** START **

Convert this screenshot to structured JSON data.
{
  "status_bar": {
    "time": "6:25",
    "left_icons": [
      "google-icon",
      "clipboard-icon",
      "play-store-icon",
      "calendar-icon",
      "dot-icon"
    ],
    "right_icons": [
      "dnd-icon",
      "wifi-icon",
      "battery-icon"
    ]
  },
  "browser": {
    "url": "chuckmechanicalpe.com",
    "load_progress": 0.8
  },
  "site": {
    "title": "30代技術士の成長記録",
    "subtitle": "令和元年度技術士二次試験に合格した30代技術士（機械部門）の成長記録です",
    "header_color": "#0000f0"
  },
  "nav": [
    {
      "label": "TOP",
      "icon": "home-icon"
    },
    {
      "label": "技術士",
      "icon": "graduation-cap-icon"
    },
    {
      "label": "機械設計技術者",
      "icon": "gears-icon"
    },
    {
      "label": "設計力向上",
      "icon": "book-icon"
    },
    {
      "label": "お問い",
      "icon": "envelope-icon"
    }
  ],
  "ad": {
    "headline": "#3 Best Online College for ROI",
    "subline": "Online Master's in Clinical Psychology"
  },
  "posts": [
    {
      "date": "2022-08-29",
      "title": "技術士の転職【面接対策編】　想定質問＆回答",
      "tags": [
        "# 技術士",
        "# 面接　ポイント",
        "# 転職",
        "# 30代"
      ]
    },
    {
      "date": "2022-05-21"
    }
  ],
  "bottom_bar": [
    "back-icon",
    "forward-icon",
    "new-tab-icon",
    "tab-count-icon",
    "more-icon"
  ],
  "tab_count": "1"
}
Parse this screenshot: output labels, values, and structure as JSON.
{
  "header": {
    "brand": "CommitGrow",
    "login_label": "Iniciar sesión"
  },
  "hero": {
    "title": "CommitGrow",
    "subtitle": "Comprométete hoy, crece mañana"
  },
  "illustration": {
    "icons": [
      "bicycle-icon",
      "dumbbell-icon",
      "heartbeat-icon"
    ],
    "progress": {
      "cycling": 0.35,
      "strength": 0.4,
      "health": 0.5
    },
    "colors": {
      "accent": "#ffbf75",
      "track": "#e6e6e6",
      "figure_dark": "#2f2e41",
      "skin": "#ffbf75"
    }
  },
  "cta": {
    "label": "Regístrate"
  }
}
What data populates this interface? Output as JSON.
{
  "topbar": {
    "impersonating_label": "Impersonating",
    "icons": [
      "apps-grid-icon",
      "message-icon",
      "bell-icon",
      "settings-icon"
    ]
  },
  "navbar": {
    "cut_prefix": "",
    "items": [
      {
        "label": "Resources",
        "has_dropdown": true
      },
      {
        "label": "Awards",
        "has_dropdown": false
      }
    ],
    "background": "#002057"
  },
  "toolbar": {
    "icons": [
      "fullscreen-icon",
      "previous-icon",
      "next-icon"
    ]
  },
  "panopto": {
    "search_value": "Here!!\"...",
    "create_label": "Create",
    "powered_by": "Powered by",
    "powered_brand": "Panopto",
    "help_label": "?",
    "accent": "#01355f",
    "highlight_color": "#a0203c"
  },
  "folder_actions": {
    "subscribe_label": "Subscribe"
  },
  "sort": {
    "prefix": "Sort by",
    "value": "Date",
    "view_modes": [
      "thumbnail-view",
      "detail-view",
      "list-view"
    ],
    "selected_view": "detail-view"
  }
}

** END **

### WRITTEN EXERCISE
Copy each line of the records that contains the word "Online".

### THE OUTPUT
    "headline": "#3 Best Online College for ROI",
    "subline": "Online Master's in Clinical Psychology"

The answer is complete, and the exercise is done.